━━━━━ Records for the exercise
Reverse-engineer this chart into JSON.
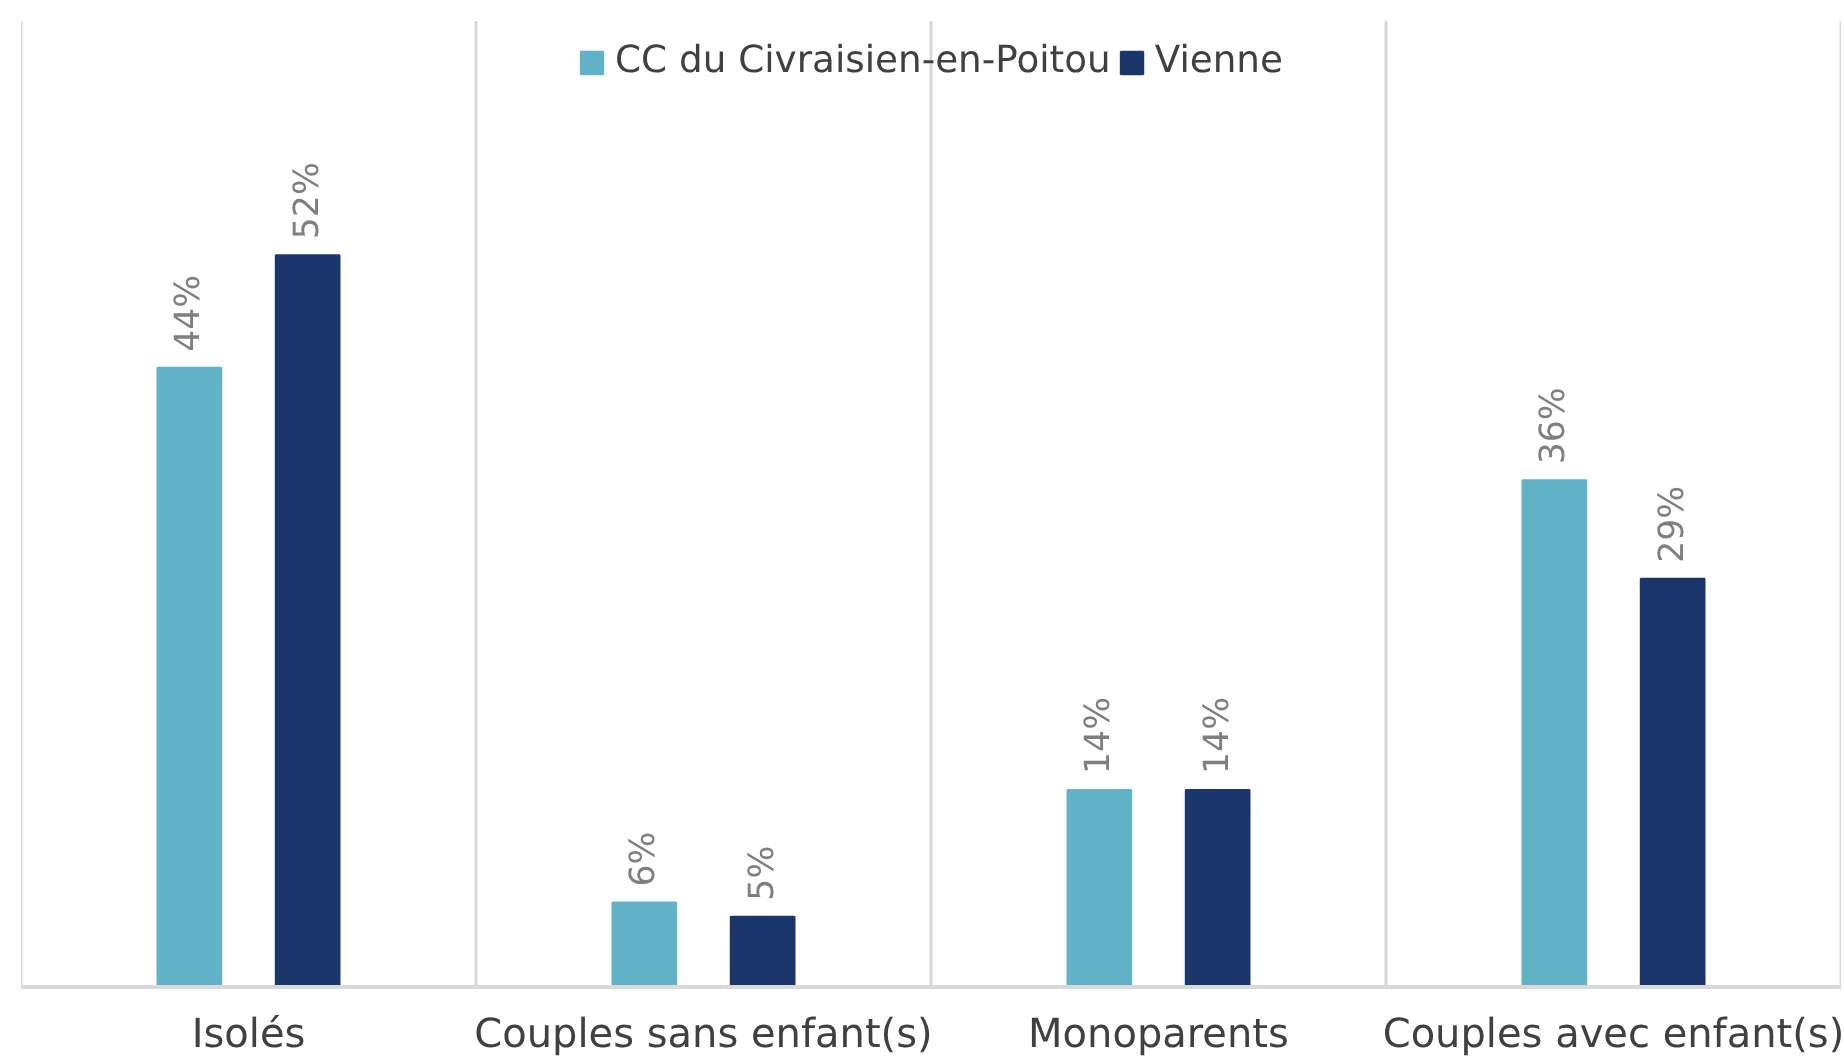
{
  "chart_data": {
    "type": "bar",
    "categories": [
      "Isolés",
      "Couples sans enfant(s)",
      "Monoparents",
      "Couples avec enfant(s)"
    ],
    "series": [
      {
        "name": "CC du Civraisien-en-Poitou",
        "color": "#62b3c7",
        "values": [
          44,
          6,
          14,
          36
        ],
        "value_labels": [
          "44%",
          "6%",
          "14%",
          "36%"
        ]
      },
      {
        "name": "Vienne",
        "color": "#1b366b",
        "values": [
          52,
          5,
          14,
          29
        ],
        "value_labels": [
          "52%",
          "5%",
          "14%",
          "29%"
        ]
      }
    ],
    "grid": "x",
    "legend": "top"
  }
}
━━━━━━━━━━
Exercise brief. Of the lines above, how many include the word "enfant"? Reply with the number alone.

Exercise response. 2